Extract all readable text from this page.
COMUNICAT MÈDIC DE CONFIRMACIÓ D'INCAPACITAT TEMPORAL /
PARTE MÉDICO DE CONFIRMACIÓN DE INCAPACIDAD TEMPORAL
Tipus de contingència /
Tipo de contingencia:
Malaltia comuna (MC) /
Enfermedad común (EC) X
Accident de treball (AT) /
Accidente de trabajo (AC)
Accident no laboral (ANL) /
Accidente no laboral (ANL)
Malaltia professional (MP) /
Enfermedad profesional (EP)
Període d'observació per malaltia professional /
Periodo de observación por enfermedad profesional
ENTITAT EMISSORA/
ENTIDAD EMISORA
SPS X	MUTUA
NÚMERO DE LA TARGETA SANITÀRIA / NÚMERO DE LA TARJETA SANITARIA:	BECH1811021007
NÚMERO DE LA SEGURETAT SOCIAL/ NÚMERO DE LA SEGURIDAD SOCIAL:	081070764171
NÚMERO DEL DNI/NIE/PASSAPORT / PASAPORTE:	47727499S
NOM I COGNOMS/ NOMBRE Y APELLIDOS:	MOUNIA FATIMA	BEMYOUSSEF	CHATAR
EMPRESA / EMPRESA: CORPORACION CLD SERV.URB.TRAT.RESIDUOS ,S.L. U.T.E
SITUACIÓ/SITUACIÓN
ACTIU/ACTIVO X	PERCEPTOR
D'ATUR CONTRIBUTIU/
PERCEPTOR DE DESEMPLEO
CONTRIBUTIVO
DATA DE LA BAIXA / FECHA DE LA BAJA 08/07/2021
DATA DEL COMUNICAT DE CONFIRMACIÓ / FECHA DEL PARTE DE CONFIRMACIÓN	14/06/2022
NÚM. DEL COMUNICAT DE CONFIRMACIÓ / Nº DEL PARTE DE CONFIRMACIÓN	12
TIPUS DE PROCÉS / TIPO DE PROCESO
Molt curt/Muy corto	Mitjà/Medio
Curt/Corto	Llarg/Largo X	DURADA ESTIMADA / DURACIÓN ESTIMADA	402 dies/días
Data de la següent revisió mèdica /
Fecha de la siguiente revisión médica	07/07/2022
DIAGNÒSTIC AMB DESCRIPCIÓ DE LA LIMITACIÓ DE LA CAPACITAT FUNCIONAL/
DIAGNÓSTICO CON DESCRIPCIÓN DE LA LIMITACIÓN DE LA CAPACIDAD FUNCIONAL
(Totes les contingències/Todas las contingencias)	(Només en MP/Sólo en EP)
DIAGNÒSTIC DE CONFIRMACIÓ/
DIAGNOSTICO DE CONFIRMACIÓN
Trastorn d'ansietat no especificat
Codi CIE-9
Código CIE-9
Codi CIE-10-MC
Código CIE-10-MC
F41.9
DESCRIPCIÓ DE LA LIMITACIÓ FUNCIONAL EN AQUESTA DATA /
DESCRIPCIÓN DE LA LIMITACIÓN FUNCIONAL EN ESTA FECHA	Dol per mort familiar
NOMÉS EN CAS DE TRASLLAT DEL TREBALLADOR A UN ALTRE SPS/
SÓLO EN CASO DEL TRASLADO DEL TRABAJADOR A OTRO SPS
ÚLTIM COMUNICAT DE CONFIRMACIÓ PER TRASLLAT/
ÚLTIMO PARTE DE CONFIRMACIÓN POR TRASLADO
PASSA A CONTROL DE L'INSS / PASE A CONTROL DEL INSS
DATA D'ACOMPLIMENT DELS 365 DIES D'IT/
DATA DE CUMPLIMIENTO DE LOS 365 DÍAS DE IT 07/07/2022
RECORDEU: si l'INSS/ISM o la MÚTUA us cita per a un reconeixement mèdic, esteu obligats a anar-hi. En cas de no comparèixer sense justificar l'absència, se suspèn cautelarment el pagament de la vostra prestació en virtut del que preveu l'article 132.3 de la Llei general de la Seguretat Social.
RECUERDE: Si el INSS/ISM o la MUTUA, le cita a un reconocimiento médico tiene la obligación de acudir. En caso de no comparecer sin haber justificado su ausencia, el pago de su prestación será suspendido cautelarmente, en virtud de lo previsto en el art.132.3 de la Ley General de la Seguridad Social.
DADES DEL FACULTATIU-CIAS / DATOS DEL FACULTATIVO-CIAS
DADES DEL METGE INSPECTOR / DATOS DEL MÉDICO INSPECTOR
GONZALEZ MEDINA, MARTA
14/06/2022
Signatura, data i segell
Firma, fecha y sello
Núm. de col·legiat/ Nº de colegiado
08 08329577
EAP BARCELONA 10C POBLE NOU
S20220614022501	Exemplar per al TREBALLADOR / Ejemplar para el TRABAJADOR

▶ **EXERCISE GOAL**:
Return every record above exactly as it appears.

▶ **REPLY**:
Extract all readable text from this page.
COMUNICAT MÈDIC DE CONFIRMACIÓ D'INCAPACITAT TEMPORAL /
PARTE MÉDICO DE CONFIRMACIÓN DE INCAPACIDAD TEMPORAL
Tipus de contingència /
Tipo de contingencia:
Malaltia comuna (MC) /
Enfermedad común (EC) X
Accident de treball (AT) /
Accidente de trabajo (AC)
Accident no laboral (ANL) /
Accidente no laboral (ANL)
Malaltia professional (MP) /
Enfermedad profesional (EP)
Període d'observació per malaltia professional /
Periodo de observación por enfermedad profesional
ENTITAT EMISSORA/
ENTIDAD EMISORA
SPS X	MUTUA
NÚMERO DE LA TARGETA SANITÀRIA / NÚMERO DE LA TARJETA SANITARIA:	BECH1811021007
NÚMERO DE LA SEGURETAT SOCIAL/ NÚMERO DE LA SEGURIDAD SOCIAL:	081070764171
NÚMERO DEL DNI/NIE/PASSAPORT / PASAPORTE:	47727499S
NOM I COGNOMS/ NOMBRE Y APELLIDOS:	MOUNIA FATIMA	BEMYOUSSEF	CHATAR
EMPRESA / EMPRESA: CORPORACION CLD SERV.URB.TRAT.RESIDUOS ,S.L. U.T.E
SITUACIÓ/SITUACIÓN
ACTIU/ACTIVO X	PERCEPTOR
D'ATUR CONTRIBUTIU/
PERCEPTOR DE DESEMPLEO
CONTRIBUTIVO
DATA DE LA BAIXA / FECHA DE LA BAJA 08/07/2021
DATA DEL COMUNICAT DE CONFIRMACIÓ / FECHA DEL PARTE DE CONFIRMACIÓN	14/06/2022
NÚM. DEL COMUNICAT DE CONFIRMACIÓ / Nº DEL PARTE DE CONFIRMACIÓN	12
TIPUS DE PROCÉS / TIPO DE PROCESO
Molt curt/Muy corto	Mitjà/Medio
Curt/Corto	Llarg/Largo X	DURADA ESTIMADA / DURACIÓN ESTIMADA	402 dies/días
Data de la següent revisió mèdica /
Fecha de la siguiente revisión médica	07/07/2022
DIAGNÒSTIC AMB DESCRIPCIÓ DE LA LIMITACIÓ DE LA CAPACITAT FUNCIONAL/
DIAGNÓSTICO CON DESCRIPCIÓN DE LA LIMITACIÓN DE LA CAPACIDAD FUNCIONAL
(Totes les contingències/Todas las contingencias)	(Només en MP/Sólo en EP)
DIAGNÒSTIC DE CONFIRMACIÓ/
DIAGNOSTICO DE CONFIRMACIÓN
Trastorn d'ansietat no especificat
Codi CIE-9
Código CIE-9
Codi CIE-10-MC
Código CIE-10-MC
F41.9
DESCRIPCIÓ DE LA LIMITACIÓ FUNCIONAL EN AQUESTA DATA /
DESCRIPCIÓN DE LA LIMITACIÓN FUNCIONAL EN ESTA FECHA	Dol per mort familiar
NOMÉS EN CAS DE TRASLLAT DEL TREBALLADOR A UN ALTRE SPS/
SÓLO EN CASO DEL TRASLADO DEL TRABAJADOR A OTRO SPS
ÚLTIM COMUNICAT DE CONFIRMACIÓ PER TRASLLAT/
ÚLTIMO PARTE DE CONFIRMACIÓN POR TRASLADO
PASSA A CONTROL DE L'INSS / PASE A CONTROL DEL INSS
DATA D'ACOMPLIMENT DELS 365 DIES D'IT/
DATA DE CUMPLIMIENTO DE LOS 365 DÍAS DE IT 07/07/2022
RECORDEU: si l'INSS/ISM o la MÚTUA us cita per a un reconeixement mèdic, esteu obligats a anar-hi. En cas de no comparèixer sense justificar l'absència, se suspèn cautelarment el pagament de la vostra prestació en virtut del que preveu l'article 132.3 de la Llei general de la Seguretat Social.
RECUERDE: Si el INSS/ISM o la MUTUA, le cita a un reconocimiento médico tiene la obligación de acudir. En caso de no comparecer sin haber justificado su ausencia, el pago de su prestación será suspendido cautelarmente, en virtud de lo previsto en el art.132.3 de la Ley General de la Seguridad Social.
DADES DEL FACULTATIU-CIAS / DATOS DEL FACULTATIVO-CIAS
DADES DEL METGE INSPECTOR / DATOS DEL MÉDICO INSPECTOR
GONZALEZ MEDINA, MARTA
14/06/2022
Signatura, data i segell
Firma, fecha y sello
Núm. de col·legiat/ Nº de colegiado
08 08329577
EAP BARCELONA 10C POBLE NOU
S20220614022501	Exemplar per al TREBALLADOR / Ejemplar para el TRABAJADOR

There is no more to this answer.